Transcribe the tail of the listing: start at the line containing "Serialize everything readable" and stop after the last line, keeping every character as is and adding nothing.
+===+
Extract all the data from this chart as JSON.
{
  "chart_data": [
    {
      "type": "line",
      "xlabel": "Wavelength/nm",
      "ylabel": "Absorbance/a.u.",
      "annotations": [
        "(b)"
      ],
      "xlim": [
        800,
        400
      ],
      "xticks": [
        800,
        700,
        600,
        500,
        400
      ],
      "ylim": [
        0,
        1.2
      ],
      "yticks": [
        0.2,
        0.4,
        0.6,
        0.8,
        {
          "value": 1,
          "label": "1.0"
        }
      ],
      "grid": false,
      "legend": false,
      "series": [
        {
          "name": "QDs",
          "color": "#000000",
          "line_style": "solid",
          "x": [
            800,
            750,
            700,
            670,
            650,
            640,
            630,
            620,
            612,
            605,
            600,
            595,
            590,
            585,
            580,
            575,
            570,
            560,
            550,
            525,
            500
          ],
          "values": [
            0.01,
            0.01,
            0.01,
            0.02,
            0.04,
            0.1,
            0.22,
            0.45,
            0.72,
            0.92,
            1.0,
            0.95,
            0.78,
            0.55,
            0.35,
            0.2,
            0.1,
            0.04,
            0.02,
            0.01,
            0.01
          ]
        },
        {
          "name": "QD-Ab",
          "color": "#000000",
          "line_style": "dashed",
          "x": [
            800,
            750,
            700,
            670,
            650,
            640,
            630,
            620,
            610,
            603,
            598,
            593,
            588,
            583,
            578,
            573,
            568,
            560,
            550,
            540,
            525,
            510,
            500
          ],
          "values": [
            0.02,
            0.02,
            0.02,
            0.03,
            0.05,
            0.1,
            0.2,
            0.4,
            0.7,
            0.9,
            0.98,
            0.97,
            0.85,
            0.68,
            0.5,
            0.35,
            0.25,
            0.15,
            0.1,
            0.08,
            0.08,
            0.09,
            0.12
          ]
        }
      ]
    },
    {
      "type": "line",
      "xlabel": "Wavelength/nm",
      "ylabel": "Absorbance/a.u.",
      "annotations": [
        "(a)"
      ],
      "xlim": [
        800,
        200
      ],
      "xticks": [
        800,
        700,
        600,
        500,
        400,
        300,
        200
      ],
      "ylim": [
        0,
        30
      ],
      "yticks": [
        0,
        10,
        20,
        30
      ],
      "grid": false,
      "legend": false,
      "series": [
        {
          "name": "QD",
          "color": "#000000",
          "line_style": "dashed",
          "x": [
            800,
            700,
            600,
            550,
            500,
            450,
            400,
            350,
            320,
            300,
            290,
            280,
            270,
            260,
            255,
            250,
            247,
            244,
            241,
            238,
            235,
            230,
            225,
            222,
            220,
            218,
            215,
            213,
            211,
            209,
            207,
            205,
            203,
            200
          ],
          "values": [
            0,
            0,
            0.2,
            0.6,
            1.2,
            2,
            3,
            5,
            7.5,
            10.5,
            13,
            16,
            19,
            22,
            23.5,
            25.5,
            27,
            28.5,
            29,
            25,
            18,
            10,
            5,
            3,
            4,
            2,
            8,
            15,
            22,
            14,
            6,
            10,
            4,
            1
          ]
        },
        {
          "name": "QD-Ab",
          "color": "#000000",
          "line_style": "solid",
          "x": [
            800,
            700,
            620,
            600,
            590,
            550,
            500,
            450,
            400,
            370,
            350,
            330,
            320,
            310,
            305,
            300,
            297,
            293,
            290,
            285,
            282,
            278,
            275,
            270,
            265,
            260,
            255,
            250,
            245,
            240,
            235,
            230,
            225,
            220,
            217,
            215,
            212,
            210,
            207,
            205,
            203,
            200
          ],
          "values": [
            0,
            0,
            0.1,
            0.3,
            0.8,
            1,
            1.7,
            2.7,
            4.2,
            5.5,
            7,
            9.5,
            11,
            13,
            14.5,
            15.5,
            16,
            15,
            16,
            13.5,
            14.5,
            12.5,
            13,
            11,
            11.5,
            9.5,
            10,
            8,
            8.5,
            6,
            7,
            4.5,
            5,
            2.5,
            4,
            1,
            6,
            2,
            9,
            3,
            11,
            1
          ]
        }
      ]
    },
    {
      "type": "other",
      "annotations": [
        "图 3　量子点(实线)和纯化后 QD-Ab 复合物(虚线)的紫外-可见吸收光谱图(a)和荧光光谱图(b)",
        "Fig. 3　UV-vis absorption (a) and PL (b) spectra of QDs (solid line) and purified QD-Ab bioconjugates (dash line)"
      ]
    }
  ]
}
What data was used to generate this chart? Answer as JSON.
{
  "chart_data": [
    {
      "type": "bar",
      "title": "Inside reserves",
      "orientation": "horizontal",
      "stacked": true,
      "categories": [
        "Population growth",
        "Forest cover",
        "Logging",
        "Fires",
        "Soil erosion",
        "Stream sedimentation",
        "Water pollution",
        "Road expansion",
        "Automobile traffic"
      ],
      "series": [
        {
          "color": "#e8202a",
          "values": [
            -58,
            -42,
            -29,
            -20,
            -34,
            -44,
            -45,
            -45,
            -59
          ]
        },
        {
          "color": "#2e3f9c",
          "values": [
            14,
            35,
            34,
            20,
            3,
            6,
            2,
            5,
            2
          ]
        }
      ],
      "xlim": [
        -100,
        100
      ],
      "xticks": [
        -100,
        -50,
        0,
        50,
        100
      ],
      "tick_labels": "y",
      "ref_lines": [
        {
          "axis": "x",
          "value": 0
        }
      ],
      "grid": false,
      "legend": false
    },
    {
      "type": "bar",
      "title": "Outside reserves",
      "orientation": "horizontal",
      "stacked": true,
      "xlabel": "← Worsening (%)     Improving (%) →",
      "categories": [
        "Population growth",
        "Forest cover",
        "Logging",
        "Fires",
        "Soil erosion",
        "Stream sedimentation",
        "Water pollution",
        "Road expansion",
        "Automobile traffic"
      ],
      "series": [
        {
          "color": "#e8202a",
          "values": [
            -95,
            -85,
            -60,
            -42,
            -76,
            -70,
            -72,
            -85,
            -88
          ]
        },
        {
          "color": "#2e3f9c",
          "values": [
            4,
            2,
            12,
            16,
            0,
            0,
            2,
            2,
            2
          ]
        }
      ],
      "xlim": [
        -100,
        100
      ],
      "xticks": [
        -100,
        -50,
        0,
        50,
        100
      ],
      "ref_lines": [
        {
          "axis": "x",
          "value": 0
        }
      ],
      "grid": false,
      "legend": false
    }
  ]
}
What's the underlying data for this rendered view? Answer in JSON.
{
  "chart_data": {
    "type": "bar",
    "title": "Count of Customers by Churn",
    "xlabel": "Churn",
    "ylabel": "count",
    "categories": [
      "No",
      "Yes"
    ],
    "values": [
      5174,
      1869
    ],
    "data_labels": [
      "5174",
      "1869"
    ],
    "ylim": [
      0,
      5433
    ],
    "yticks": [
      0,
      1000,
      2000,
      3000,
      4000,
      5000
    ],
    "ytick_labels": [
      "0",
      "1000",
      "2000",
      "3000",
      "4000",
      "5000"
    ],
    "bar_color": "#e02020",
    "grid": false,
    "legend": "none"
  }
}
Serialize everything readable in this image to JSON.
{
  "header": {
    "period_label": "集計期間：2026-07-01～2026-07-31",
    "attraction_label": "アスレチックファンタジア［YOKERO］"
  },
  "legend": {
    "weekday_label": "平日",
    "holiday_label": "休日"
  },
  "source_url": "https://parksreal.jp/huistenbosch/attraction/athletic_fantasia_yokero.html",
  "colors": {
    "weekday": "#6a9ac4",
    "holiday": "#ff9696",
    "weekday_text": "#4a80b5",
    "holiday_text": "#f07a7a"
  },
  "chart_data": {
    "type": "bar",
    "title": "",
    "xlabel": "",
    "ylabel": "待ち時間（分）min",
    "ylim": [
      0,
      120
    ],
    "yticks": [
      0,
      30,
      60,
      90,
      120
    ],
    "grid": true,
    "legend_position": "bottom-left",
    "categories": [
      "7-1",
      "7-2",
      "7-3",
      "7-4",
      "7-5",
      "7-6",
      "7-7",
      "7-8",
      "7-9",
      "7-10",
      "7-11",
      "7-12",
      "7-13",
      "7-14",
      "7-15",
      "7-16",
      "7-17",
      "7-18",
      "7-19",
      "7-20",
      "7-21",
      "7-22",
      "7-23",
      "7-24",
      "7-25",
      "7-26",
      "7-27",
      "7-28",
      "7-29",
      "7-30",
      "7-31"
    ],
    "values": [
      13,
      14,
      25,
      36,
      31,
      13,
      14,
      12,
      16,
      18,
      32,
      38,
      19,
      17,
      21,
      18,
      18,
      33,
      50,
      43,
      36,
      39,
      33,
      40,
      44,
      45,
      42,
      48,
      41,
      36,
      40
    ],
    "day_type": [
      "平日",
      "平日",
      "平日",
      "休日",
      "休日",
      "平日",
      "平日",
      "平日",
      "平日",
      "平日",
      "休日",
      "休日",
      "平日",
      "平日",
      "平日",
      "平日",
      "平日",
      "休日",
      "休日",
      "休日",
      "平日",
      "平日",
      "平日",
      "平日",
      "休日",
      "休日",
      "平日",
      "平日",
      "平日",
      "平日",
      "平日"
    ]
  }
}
+===+
EXPECTED OUTPUT:
Serialize everything readable in this image to JSON.
{
  "header": {
    "period_label": "集計期間：2026-07-01～2026-07-31",
    "attraction_label": "アスレチックファンタジア［YOKERO］"
  },
  "legend": {
    "weekday_label": "平日",
    "holiday_label": "休日"
  },
  "source_url": "https://parksreal.jp/huistenbosch/attraction/athletic_fantasia_yokero.html",
  "colors": {
    "weekday": "#6a9ac4",
    "holiday": "#ff9696",
    "weekday_text": "#4a80b5",
    "holiday_text": "#f07a7a"
  },
  "chart_data": {
    "type": "bar",
    "title": "",
    "xlabel": "",
    "ylabel": "待ち時間（分）min",
    "ylim": [
      0,
      120
    ],
    "yticks": [
      0,
      30,
      60,
      90,
      120
    ],
    "grid": true,
    "legend_position": "bottom-left",
    "categories": [
      "7-1",
      "7-2",
      "7-3",
      "7-4",
      "7-5",
      "7-6",
      "7-7",
      "7-8",
      "7-9",
      "7-10",
      "7-11",
      "7-12",
      "7-13",
      "7-14",
      "7-15",
      "7-16",
      "7-17",
      "7-18",
      "7-19",
      "7-20",
      "7-21",
      "7-22",
      "7-23",
      "7-24",
      "7-25",
      "7-26",
      "7-27",
      "7-28",
      "7-29",
      "7-30",
      "7-31"
    ],
    "values": [
      13,
      14,
      25,
      36,
      31,
      13,
      14,
      12,
      16,
      18,
      32,
      38,
      19,
      17,
      21,
      18,
      18,
      33,
      50,
      43,
      36,
      39,
      33,
      40,
      44,
      45,
      42,
      48,
      41,
      36,
      40
    ],
    "day_type": [
      "平日",
      "平日",
      "平日",
      "休日",
      "休日",
      "平日",
      "平日",
      "平日",
      "平日",
      "平日",
      "休日",
      "休日",
      "平日",
      "平日",
      "平日",
      "平日",
      "平日",
      "休日",
      "休日",
      "休日",
      "平日",
      "平日",
      "平日",
      "平日",
      "休日",
      "休日",
      "平日",
      "平日",
      "平日",
      "平日",
      "平日"
    ]
  }
}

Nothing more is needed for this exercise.